# Exercise prompt
Type out the complete listing below word for word, without its pictures.

# Supplied material
+ + + + + + +
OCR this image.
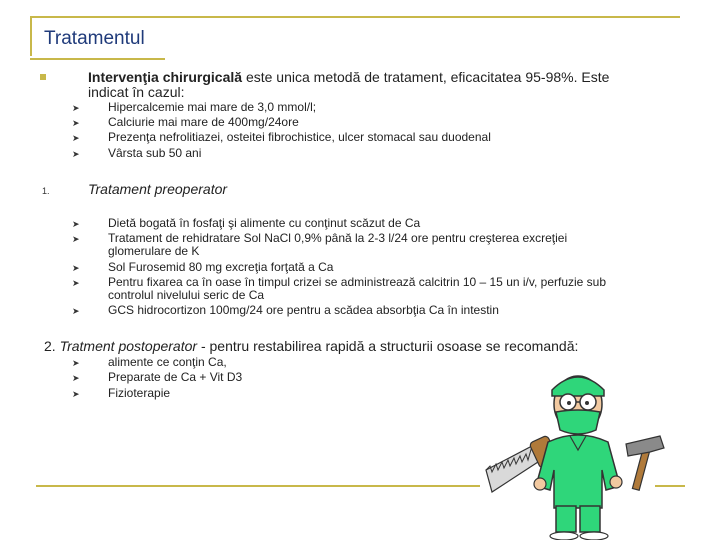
Tratamentul
Intervenţia chirurgicală este unica metodă de tratament, eficacitatea 95-98%. Este
indicat în cazul:
➤ Hipercalcemie mai mare de 3,0 mmol/l;
➤ Calciurie mai mare de 400mg/24ore
➤ Prezenţa nefrolitiazei, osteitei fibrochistice, ulcer stomacal sau duodenal
➤ Vârsta sub 50 ani
1.	Tratament preoperator
➤ Dietă bogată în fosfaţi şi alimente cu conţinut scăzut de Ca
➤ Tratament de rehidratare Sol NaCl 0,9% până la 2-3 l/24 ore pentru creşterea excreţiei
glomerulare de K
➤ Sol Furosemid 80 mg excreţia forţată a Ca
➤ Pentru fixarea ca în oase în timpul crizei se administrează calcitrin 10 – 15 un i/v, perfuzie sub
controlul nivelului seric de Ca
➤ GCS hidrocortizon 100mg/24 ore pentru a scădea absorbţia Ca în intestin
2. Tratment postoperator - pentru restabilirea rapidă a structurii osoase se recomandă:
➤ alimente ce conţin Ca,
➤ Preparate de Ca + Vit D3
➤ Fizioterapie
+ + + + + + +
# Solution for this exercise
OCR this image.
Tratamentul
Intervenţia chirurgicală este unica metodă de tratament, eficacitatea 95-98%. Este
indicat în cazul:
➤ Hipercalcemie mai mare de 3,0 mmol/l;
➤ Calciurie mai mare de 400mg/24ore
➤ Prezenţa nefrolitiazei, osteitei fibrochistice, ulcer stomacal sau duodenal
➤ Vârsta sub 50 ani
1.	Tratament preoperator
➤ Dietă bogată în fosfaţi şi alimente cu conţinut scăzut de Ca
➤ Tratament de rehidratare Sol NaCl 0,9% până la 2-3 l/24 ore pentru creşterea excreţiei
glomerulare de K
➤ Sol Furosemid 80 mg excreţia forţată a Ca
➤ Pentru fixarea ca în oase în timpul crizei se administrează calcitrin 10 – 15 un i/v, perfuzie sub
controlul nivelului seric de Ca
➤ GCS hidrocortizon 100mg/24 ore pentru a scădea absorbţia Ca în intestin
2. Tratment postoperator - pentru restabilirea rapidă a structurii osoase se recomandă:
➤ alimente ce conţin Ca,
➤ Preparate de Ca + Vit D3
➤ Fizioterapie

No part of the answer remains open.